WHAT THE TASK REQUIRES:
Take the entries below and print all of them exactly, please.

EXERCISE INPUTS:
.....

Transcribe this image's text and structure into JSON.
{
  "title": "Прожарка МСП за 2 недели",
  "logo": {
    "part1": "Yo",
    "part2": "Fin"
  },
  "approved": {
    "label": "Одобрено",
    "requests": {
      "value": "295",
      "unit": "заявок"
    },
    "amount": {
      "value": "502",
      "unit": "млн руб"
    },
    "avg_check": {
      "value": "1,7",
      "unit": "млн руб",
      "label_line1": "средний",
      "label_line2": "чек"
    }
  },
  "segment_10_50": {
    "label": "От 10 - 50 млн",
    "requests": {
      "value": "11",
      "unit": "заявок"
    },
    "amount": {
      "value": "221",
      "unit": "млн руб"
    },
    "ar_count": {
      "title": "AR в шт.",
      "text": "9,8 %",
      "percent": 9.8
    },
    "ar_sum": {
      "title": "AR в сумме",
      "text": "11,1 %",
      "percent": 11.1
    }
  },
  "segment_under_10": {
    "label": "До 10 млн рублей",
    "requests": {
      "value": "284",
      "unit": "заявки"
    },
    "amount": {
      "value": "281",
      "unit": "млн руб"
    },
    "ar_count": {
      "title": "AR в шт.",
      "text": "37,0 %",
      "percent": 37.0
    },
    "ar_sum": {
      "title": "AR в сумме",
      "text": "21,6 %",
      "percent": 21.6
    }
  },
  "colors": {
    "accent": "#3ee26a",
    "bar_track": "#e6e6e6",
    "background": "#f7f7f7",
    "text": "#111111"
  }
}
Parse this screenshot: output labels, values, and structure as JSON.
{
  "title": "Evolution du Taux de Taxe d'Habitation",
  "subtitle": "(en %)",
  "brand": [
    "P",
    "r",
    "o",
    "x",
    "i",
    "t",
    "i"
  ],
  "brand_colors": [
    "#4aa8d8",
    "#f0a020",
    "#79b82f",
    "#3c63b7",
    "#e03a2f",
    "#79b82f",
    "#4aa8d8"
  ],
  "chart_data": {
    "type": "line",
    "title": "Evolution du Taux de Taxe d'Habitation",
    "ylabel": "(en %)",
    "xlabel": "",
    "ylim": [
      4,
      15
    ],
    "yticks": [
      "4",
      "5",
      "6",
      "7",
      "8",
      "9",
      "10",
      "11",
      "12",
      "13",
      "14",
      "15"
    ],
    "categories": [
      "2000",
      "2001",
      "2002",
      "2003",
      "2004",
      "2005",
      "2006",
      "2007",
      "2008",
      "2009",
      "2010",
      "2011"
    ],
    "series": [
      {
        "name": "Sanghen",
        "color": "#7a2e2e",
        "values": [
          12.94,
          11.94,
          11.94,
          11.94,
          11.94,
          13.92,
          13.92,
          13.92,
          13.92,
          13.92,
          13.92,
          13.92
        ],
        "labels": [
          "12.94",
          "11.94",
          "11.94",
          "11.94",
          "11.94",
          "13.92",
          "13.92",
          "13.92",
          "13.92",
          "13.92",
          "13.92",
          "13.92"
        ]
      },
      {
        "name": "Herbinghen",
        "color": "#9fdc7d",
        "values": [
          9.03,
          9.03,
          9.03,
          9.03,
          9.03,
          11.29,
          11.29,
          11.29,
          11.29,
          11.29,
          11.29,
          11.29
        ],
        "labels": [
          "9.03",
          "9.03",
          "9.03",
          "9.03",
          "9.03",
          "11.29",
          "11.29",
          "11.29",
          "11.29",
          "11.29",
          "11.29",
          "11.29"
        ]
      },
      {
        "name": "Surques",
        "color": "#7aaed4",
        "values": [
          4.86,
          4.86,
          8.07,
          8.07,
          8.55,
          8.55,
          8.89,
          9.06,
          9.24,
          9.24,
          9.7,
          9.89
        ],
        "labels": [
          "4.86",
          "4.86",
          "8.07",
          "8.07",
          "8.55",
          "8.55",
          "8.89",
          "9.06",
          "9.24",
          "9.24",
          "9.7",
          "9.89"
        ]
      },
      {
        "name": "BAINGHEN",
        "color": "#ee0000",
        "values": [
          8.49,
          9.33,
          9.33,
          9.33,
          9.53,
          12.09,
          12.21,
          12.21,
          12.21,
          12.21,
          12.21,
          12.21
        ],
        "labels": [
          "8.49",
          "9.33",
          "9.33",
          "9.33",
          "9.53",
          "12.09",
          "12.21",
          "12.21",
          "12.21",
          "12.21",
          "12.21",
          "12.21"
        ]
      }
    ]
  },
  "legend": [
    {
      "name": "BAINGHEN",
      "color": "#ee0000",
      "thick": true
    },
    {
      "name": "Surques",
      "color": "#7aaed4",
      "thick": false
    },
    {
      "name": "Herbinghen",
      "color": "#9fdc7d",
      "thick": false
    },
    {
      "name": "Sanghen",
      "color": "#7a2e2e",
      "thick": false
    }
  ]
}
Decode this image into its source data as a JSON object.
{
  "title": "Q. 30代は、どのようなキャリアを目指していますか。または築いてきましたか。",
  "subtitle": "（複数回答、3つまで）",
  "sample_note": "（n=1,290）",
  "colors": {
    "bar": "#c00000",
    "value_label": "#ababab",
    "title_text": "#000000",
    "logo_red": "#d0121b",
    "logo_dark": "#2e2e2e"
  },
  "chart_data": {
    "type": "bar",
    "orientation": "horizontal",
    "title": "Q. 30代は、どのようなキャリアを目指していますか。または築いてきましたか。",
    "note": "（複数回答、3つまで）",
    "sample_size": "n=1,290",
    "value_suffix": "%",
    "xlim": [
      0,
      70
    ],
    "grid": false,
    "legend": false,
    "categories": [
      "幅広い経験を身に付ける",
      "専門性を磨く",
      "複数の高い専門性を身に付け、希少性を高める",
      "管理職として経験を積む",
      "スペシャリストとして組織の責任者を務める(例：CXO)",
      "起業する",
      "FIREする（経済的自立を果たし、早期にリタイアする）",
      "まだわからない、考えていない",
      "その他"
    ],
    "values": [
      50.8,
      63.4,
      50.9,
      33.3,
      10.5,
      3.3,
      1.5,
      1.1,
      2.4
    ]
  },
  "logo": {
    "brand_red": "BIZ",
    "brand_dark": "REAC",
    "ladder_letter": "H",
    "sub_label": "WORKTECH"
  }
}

.....

ANSWER TO THIS TASK:
Transcribe this image's text and structure into JSON.
{
  "title": "Прожарка МСП за 2 недели",
  "logo": {
    "part1": "Yo",
    "part2": "Fin"
  },
  "approved": {
    "label": "Одобрено",
    "requests": {
      "value": "295",
      "unit": "заявок"
    },
    "amount": {
      "value": "502",
      "unit": "млн руб"
    },
    "avg_check": {
      "value": "1,7",
      "unit": "млн руб",
      "label_line1": "средний",
      "label_line2": "чек"
    }
  },
  "segment_10_50": {
    "label": "От 10 - 50 млн",
    "requests": {
      "value": "11",
      "unit": "заявок"
    },
    "amount": {
      "value": "221",
      "unit": "млн руб"
    },
    "ar_count": {
      "title": "AR в шт.",
      "text": "9,8 %",
      "percent": 9.8
    },
    "ar_sum": {
      "title": "AR в сумме",
      "text": "11,1 %",
      "percent": 11.1
    }
  },
  "segment_under_10": {
    "label": "До 10 млн рублей",
    "requests": {
      "value": "284",
      "unit": "заявки"
    },
    "amount": {
      "value": "281",
      "unit": "млн руб"
    },
    "ar_count": {
      "title": "AR в шт.",
      "text": "37,0 %",
      "percent": 37.0
    },
    "ar_sum": {
      "title": "AR в сумме",
      "text": "21,6 %",
      "percent": 21.6
    }
  },
  "colors": {
    "accent": "#3ee26a",
    "bar_track": "#e6e6e6",
    "background": "#f7f7f7",
    "text": "#111111"
  }
}
Parse this screenshot: output labels, values, and structure as JSON.
{
  "title": "Evolution du Taux de Taxe d'Habitation",
  "subtitle": "(en %)",
  "brand": [
    "P",
    "r",
    "o",
    "x",
    "i",
    "t",
    "i"
  ],
  "brand_colors": [
    "#4aa8d8",
    "#f0a020",
    "#79b82f",
    "#3c63b7",
    "#e03a2f",
    "#79b82f",
    "#4aa8d8"
  ],
  "chart_data": {
    "type": "line",
    "title": "Evolution du Taux de Taxe d'Habitation",
    "ylabel": "(en %)",
    "xlabel": "",
    "ylim": [
      4,
      15
    ],
    "yticks": [
      "4",
      "5",
      "6",
      "7",
      "8",
      "9",
      "10",
      "11",
      "12",
      "13",
      "14",
      "15"
    ],
    "categories": [
      "2000",
      "2001",
      "2002",
      "2003",
      "2004",
      "2005",
      "2006",
      "2007",
      "2008",
      "2009",
      "2010",
      "2011"
    ],
    "series": [
      {
        "name": "Sanghen",
        "color": "#7a2e2e",
        "values": [
          12.94,
          11.94,
          11.94,
          11.94,
          11.94,
          13.92,
          13.92,
          13.92,
          13.92,
          13.92,
          13.92,
          13.92
        ],
        "labels": [
          "12.94",
          "11.94",
          "11.94",
          "11.94",
          "11.94",
          "13.92",
          "13.92",
          "13.92",
          "13.92",
          "13.92",
          "13.92",
          "13.92"
        ]
      },
      {
        "name": "Herbinghen",
        "color": "#9fdc7d",
        "values": [
          9.03,
          9.03,
          9.03,
          9.03,
          9.03,
          11.29,
          11.29,
          11.29,
          11.29,
          11.29,
          11.29,
          11.29
        ],
        "labels": [
          "9.03",
          "9.03",
          "9.03",
          "9.03",
          "9.03",
          "11.29",
          "11.29",
          "11.29",
          "11.29",
          "11.29",
          "11.29",
          "11.29"
        ]
      },
      {
        "name": "Surques",
        "color": "#7aaed4",
        "values": [
          4.86,
          4.86,
          8.07,
          8.07,
          8.55,
          8.55,
          8.89,
          9.06,
          9.24,
          9.24,
          9.7,
          9.89
        ],
        "labels": [
          "4.86",
          "4.86",
          "8.07",
          "8.07",
          "8.55",
          "8.55",
          "8.89",
          "9.06",
          "9.24",
          "9.24",
          "9.7",
          "9.89"
        ]
      },
      {
        "name": "BAINGHEN",
        "color": "#ee0000",
        "values": [
          8.49,
          9.33,
          9.33,
          9.33,
          9.53,
          12.09,
          12.21,
          12.21,
          12.21,
          12.21,
          12.21,
          12.21
        ],
        "labels": [
          "8.49",
          "9.33",
          "9.33",
          "9.33",
          "9.53",
          "12.09",
          "12.21",
          "12.21",
          "12.21",
          "12.21",
          "12.21",
          "12.21"
        ]
      }
    ]
  },
  "legend": [
    {
      "name": "BAINGHEN",
      "color": "#ee0000",
      "thick": true
    },
    {
      "name": "Surques",
      "color": "#7aaed4",
      "thick": false
    },
    {
      "name": "Herbinghen",
      "color": "#9fdc7d",
      "thick": false
    },
    {
      "name": "Sanghen",
      "color": "#7a2e2e",
      "thick": false
    }
  ]
}
Decode this image into its source data as a JSON object.
{
  "title": "Q. 30代は、どのようなキャリアを目指していますか。または築いてきましたか。",
  "subtitle": "（複数回答、3つまで）",
  "sample_note": "（n=1,290）",
  "colors": {
    "bar": "#c00000",
    "value_label": "#ababab",
    "title_text": "#000000",
    "logo_red": "#d0121b",
    "logo_dark": "#2e2e2e"
  },
  "chart_data": {
    "type": "bar",
    "orientation": "horizontal",
    "title": "Q. 30代は、どのようなキャリアを目指していますか。または築いてきましたか。",
    "note": "（複数回答、3つまで）",
    "sample_size": "n=1,290",
    "value_suffix": "%",
    "xlim": [
      0,
      70
    ],
    "grid": false,
    "legend": false,
    "categories": [
      "幅広い経験を身に付ける",
      "専門性を磨く",
      "複数の高い専門性を身に付け、希少性を高める",
      "管理職として経験を積む",
      "スペシャリストとして組織の責任者を務める(例：CXO)",
      "起業する",
      "FIREする（経済的自立を果たし、早期にリタイアする）",
      "まだわからない、考えていない",
      "その他"
    ],
    "values": [
      50.8,
      63.4,
      50.9,
      33.3,
      10.5,
      3.3,
      1.5,
      1.1,
      2.4
    ]
  },
  "logo": {
    "brand_red": "BIZ",
    "brand_dark": "REAC",
    "ladder_letter": "H",
    "sub_label": "WORKTECH"
  }
}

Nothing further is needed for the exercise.